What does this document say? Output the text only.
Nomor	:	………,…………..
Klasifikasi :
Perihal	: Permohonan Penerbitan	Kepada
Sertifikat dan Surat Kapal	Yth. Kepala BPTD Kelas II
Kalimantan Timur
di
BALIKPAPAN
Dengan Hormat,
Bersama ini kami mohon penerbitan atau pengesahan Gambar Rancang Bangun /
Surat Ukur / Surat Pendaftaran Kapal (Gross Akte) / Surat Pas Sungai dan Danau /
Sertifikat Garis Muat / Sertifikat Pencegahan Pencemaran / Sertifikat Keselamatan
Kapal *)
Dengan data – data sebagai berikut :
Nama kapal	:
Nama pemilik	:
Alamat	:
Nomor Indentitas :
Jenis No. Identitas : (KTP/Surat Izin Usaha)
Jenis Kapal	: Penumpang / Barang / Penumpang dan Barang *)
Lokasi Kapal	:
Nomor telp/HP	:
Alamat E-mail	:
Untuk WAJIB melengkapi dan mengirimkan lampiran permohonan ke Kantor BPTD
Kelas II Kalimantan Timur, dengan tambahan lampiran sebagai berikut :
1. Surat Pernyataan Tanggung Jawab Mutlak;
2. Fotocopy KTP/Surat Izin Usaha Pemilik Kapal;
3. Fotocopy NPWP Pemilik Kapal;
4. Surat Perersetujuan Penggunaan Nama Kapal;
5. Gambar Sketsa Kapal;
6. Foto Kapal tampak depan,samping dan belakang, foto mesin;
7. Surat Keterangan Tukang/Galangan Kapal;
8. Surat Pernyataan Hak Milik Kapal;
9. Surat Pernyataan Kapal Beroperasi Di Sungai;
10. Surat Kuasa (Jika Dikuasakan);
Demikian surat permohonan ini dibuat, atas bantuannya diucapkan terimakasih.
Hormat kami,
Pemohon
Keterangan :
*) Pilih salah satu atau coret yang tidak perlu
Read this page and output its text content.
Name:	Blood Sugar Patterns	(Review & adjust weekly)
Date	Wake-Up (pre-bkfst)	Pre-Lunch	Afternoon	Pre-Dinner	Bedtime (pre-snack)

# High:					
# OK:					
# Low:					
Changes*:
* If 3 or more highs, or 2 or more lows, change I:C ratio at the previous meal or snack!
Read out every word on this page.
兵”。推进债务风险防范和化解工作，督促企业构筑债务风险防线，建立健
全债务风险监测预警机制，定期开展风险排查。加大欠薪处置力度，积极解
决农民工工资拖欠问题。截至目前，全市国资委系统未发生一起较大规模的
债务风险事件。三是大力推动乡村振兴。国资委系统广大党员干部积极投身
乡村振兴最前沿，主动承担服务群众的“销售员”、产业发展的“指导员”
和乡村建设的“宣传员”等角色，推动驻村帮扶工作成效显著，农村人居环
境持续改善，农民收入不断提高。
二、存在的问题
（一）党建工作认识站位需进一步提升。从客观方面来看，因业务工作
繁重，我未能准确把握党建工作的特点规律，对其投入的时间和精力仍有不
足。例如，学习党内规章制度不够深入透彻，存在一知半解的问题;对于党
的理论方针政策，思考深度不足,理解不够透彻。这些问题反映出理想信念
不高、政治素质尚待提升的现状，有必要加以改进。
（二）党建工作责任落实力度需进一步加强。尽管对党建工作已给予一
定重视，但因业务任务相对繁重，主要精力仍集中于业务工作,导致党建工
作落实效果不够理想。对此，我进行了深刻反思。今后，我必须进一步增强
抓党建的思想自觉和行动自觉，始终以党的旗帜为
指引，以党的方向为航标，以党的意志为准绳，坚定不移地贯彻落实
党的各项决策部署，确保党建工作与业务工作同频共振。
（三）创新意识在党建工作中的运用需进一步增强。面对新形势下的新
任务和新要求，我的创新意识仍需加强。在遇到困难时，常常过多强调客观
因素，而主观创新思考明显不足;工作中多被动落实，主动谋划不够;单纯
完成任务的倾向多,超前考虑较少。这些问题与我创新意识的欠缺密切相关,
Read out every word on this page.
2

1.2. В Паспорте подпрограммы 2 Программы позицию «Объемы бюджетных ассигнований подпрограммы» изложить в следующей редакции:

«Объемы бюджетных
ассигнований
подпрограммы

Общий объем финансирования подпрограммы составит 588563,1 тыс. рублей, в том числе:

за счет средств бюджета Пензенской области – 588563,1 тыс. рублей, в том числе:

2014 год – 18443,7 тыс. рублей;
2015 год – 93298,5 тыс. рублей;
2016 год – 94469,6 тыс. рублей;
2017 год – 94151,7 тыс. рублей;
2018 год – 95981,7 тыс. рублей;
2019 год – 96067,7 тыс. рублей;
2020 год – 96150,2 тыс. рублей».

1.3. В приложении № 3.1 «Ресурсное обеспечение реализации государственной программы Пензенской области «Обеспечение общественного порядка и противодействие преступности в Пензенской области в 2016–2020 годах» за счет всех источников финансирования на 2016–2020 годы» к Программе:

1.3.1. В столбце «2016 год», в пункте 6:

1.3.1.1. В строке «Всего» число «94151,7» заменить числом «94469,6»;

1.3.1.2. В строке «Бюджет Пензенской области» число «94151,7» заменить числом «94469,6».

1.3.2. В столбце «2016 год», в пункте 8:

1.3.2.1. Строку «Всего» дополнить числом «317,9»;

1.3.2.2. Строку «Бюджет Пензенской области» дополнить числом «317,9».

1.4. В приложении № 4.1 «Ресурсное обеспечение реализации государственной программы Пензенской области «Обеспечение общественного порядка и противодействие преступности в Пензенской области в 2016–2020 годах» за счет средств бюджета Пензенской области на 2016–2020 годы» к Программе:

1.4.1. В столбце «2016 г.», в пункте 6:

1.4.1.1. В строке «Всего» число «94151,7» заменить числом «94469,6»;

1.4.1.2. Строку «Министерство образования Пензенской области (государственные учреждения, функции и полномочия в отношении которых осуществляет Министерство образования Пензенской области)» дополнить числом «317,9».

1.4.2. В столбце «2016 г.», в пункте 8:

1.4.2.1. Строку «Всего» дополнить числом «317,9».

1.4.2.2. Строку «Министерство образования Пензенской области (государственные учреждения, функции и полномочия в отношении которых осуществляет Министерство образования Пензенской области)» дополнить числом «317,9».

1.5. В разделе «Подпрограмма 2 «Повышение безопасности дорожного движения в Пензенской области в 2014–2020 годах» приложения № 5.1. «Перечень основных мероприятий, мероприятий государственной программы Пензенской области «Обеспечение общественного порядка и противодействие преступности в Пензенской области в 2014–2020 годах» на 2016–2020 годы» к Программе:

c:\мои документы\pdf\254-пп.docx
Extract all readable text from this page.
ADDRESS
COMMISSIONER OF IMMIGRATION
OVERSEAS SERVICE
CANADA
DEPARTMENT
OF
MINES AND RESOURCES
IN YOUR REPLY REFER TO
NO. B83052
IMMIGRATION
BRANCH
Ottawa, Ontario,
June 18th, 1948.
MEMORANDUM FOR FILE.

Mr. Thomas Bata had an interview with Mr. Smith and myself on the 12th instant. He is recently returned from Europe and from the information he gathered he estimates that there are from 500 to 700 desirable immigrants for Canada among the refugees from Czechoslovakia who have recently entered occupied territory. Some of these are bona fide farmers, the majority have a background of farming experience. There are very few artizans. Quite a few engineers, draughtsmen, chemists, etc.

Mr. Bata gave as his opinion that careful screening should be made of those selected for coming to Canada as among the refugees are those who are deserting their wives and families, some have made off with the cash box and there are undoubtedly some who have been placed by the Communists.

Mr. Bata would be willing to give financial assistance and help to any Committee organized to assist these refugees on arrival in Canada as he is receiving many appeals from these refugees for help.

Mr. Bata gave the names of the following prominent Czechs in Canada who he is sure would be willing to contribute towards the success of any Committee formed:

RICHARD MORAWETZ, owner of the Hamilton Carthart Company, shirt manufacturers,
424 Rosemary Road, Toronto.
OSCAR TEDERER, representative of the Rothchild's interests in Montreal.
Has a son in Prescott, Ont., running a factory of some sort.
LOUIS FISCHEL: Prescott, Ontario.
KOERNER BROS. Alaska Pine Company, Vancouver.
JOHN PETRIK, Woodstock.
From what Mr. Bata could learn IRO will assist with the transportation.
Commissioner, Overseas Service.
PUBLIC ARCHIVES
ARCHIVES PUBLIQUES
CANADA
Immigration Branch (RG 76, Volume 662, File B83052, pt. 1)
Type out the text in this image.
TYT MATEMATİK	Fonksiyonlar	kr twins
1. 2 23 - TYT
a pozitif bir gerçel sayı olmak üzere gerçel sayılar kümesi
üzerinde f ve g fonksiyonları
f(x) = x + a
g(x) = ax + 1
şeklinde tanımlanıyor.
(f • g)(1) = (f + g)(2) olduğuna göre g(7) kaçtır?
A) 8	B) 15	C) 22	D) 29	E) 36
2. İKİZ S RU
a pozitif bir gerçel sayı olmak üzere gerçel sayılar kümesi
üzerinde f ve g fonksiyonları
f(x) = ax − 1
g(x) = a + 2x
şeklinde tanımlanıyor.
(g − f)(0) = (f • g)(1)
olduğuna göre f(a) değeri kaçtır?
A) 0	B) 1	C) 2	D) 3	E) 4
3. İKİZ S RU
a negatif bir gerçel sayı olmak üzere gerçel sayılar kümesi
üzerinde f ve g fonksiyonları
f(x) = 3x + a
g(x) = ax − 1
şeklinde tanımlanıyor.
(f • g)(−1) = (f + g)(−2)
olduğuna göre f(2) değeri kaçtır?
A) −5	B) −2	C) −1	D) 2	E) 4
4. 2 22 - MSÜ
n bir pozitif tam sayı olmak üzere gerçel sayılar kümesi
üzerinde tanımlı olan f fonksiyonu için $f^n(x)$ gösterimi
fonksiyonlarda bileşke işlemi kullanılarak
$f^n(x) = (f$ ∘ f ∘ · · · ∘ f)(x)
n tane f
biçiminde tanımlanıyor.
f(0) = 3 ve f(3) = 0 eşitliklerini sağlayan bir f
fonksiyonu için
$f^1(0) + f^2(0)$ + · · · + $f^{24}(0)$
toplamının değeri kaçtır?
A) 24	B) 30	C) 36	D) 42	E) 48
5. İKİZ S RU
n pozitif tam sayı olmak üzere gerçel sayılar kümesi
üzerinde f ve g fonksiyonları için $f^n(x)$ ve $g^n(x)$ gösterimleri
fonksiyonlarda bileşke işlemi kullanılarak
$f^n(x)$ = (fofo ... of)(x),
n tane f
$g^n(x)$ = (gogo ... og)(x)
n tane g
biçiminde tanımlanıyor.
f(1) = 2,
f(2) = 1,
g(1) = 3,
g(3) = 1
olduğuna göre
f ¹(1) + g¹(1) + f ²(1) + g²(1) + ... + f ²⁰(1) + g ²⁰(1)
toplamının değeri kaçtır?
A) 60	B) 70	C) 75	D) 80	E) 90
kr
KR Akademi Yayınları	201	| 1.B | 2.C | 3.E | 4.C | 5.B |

Work to be completed = Using the records above, copy each line that contains "assist".

In response =
Mr. Bata would be willing to give financial assistance and help to any Committee organized to assist these refugees on arrival in Canada as he is receiving many appeals from these refugees for help.
From what Mr. Bata could learn IRO will assist with the transportation.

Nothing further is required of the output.